#### [Dataset entries]
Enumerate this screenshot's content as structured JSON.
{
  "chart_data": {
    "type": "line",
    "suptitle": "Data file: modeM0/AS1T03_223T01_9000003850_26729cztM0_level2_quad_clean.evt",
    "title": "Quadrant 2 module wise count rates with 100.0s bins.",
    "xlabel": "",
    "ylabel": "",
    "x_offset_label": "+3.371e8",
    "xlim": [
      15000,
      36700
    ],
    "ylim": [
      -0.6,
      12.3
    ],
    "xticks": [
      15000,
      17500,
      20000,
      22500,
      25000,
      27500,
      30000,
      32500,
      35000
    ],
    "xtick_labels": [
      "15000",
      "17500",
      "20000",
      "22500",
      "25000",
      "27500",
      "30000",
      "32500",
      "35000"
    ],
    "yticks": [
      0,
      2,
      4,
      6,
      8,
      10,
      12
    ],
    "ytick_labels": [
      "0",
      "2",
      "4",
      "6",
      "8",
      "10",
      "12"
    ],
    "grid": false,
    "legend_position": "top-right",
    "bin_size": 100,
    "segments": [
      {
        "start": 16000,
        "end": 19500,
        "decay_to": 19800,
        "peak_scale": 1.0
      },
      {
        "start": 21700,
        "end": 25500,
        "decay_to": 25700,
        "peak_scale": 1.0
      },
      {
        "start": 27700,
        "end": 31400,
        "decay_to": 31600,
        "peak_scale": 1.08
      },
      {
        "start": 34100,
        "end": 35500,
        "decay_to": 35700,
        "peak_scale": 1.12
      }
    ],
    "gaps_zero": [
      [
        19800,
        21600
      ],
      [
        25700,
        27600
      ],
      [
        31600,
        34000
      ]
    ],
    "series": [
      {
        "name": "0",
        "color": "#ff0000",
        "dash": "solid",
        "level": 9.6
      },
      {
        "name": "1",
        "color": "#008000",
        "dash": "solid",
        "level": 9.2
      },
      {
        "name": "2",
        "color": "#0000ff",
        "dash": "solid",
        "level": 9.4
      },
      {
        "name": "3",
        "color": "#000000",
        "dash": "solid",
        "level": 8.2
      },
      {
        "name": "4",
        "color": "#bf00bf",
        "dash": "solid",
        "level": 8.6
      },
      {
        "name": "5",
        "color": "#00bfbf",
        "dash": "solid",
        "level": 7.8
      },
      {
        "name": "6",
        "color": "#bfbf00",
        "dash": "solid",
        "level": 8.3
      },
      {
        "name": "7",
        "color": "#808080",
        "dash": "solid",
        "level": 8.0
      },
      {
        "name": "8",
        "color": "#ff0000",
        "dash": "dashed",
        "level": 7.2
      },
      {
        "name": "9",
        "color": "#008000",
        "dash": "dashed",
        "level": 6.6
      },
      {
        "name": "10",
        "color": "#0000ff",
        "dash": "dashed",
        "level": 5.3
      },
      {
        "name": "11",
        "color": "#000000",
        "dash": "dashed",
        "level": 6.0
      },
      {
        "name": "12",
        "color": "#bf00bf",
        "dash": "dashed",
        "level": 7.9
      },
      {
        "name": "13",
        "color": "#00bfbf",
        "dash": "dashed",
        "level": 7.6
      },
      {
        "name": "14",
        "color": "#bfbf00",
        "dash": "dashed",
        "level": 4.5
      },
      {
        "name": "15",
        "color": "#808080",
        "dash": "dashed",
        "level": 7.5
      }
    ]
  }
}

#### [Directions for this task]
Repeat each record exactly. Omit nothing.

#### [Task response]
Enumerate this screenshot's content as structured JSON.
{
  "chart_data": {
    "type": "line",
    "suptitle": "Data file: modeM0/AS1T03_223T01_9000003850_26729cztM0_level2_quad_clean.evt",
    "title": "Quadrant 2 module wise count rates with 100.0s bins.",
    "xlabel": "",
    "ylabel": "",
    "x_offset_label": "+3.371e8",
    "xlim": [
      15000,
      36700
    ],
    "ylim": [
      -0.6,
      12.3
    ],
    "xticks": [
      15000,
      17500,
      20000,
      22500,
      25000,
      27500,
      30000,
      32500,
      35000
    ],
    "xtick_labels": [
      "15000",
      "17500",
      "20000",
      "22500",
      "25000",
      "27500",
      "30000",
      "32500",
      "35000"
    ],
    "yticks": [
      0,
      2,
      4,
      6,
      8,
      10,
      12
    ],
    "ytick_labels": [
      "0",
      "2",
      "4",
      "6",
      "8",
      "10",
      "12"
    ],
    "grid": false,
    "legend_position": "top-right",
    "bin_size": 100,
    "segments": [
      {
        "start": 16000,
        "end": 19500,
        "decay_to": 19800,
        "peak_scale": 1.0
      },
      {
        "start": 21700,
        "end": 25500,
        "decay_to": 25700,
        "peak_scale": 1.0
      },
      {
        "start": 27700,
        "end": 31400,
        "decay_to": 31600,
        "peak_scale": 1.08
      },
      {
        "start": 34100,
        "end": 35500,
        "decay_to": 35700,
        "peak_scale": 1.12
      }
    ],
    "gaps_zero": [
      [
        19800,
        21600
      ],
      [
        25700,
        27600
      ],
      [
        31600,
        34000
      ]
    ],
    "series": [
      {
        "name": "0",
        "color": "#ff0000",
        "dash": "solid",
        "level": 9.6
      },
      {
        "name": "1",
        "color": "#008000",
        "dash": "solid",
        "level": 9.2
      },
      {
        "name": "2",
        "color": "#0000ff",
        "dash": "solid",
        "level": 9.4
      },
      {
        "name": "3",
        "color": "#000000",
        "dash": "solid",
        "level": 8.2
      },
      {
        "name": "4",
        "color": "#bf00bf",
        "dash": "solid",
        "level": 8.6
      },
      {
        "name": "5",
        "color": "#00bfbf",
        "dash": "solid",
        "level": 7.8
      },
      {
        "name": "6",
        "color": "#bfbf00",
        "dash": "solid",
        "level": 8.3
      },
      {
        "name": "7",
        "color": "#808080",
        "dash": "solid",
        "level": 8.0
      },
      {
        "name": "8",
        "color": "#ff0000",
        "dash": "dashed",
        "level": 7.2
      },
      {
        "name": "9",
        "color": "#008000",
        "dash": "dashed",
        "level": 6.6
      },
      {
        "name": "10",
        "color": "#0000ff",
        "dash": "dashed",
        "level": 5.3
      },
      {
        "name": "11",
        "color": "#000000",
        "dash": "dashed",
        "level": 6.0
      },
      {
        "name": "12",
        "color": "#bf00bf",
        "dash": "dashed",
        "level": 7.9
      },
      {
        "name": "13",
        "color": "#00bfbf",
        "dash": "dashed",
        "level": 7.6
      },
      {
        "name": "14",
        "color": "#bfbf00",
        "dash": "dashed",
        "level": 4.5
      },
      {
        "name": "15",
        "color": "#808080",
        "dash": "dashed",
        "level": 7.5
      }
    ]
  }
}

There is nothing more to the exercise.